**Data provided:**
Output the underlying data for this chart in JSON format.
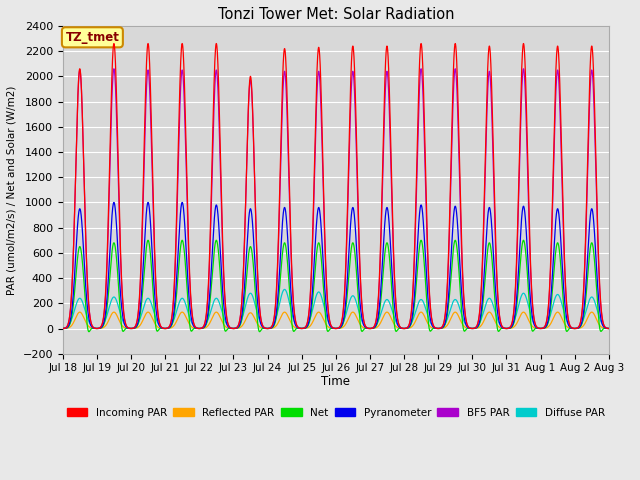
{
  "title": "Tonzi Tower Met: Solar Radiation",
  "ylabel": "PAR (umol/m2/s) / Net and Solar (W/m2)",
  "xlabel": "Time",
  "annotation_text": "TZ_tmet",
  "ylim": [
    -200,
    2400
  ],
  "yticks": [
    -200,
    0,
    200,
    400,
    600,
    800,
    1000,
    1200,
    1400,
    1600,
    1800,
    2000,
    2200,
    2400
  ],
  "num_days": 16,
  "series": {
    "incoming_par": {
      "color": "#FF0000",
      "label": "Incoming PAR"
    },
    "reflected_par": {
      "color": "#FFA500",
      "label": "Reflected PAR"
    },
    "net": {
      "color": "#00DD00",
      "label": "Net"
    },
    "pyranometer": {
      "color": "#0000EE",
      "label": "Pyranometer"
    },
    "bf5_par": {
      "color": "#AA00CC",
      "label": "BF5 PAR"
    },
    "diffuse_par": {
      "color": "#00CCCC",
      "label": "Diffuse PAR"
    }
  },
  "background_color": "#E8E8E8",
  "plot_bg_color": "#D8D8D8",
  "grid_color": "#FFFFFF",
  "annotation_bg": "#FFFF99",
  "annotation_border": "#CC8800",
  "annotation_text_color": "#880000",
  "legend_items": [
    {
      "label": "Incoming PAR",
      "color": "#FF0000"
    },
    {
      "label": "Reflected PAR",
      "color": "#FFA500"
    },
    {
      "label": "Net",
      "color": "#00DD00"
    },
    {
      "label": "Pyranometer",
      "color": "#0000EE"
    },
    {
      "label": "BF5 PAR",
      "color": "#AA00CC"
    },
    {
      "label": "Diffuse PAR",
      "color": "#00CCCC"
    }
  ]
}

**Task description:** Pictures are excluded; repeat every record exactly.

**Task output:**
Output the underlying data for this chart in JSON format.
{
  "title": "Tonzi Tower Met: Solar Radiation",
  "ylabel": "PAR (umol/m2/s) / Net and Solar (W/m2)",
  "xlabel": "Time",
  "annotation_text": "TZ_tmet",
  "ylim": [
    -200,
    2400
  ],
  "yticks": [
    -200,
    0,
    200,
    400,
    600,
    800,
    1000,
    1200,
    1400,
    1600,
    1800,
    2000,
    2200,
    2400
  ],
  "num_days": 16,
  "series": {
    "incoming_par": {
      "color": "#FF0000",
      "label": "Incoming PAR"
    },
    "reflected_par": {
      "color": "#FFA500",
      "label": "Reflected PAR"
    },
    "net": {
      "color": "#00DD00",
      "label": "Net"
    },
    "pyranometer": {
      "color": "#0000EE",
      "label": "Pyranometer"
    },
    "bf5_par": {
      "color": "#AA00CC",
      "label": "BF5 PAR"
    },
    "diffuse_par": {
      "color": "#00CCCC",
      "label": "Diffuse PAR"
    }
  },
  "background_color": "#E8E8E8",
  "plot_bg_color": "#D8D8D8",
  "grid_color": "#FFFFFF",
  "annotation_bg": "#FFFF99",
  "annotation_border": "#CC8800",
  "annotation_text_color": "#880000",
  "legend_items": [
    {
      "label": "Incoming PAR",
      "color": "#FF0000"
    },
    {
      "label": "Reflected PAR",
      "color": "#FFA500"
    },
    {
      "label": "Net",
      "color": "#00DD00"
    },
    {
      "label": "Pyranometer",
      "color": "#0000EE"
    },
    {
      "label": "BF5 PAR",
      "color": "#AA00CC"
    },
    {
      "label": "Diffuse PAR",
      "color": "#00CCCC"
    }
  ]
}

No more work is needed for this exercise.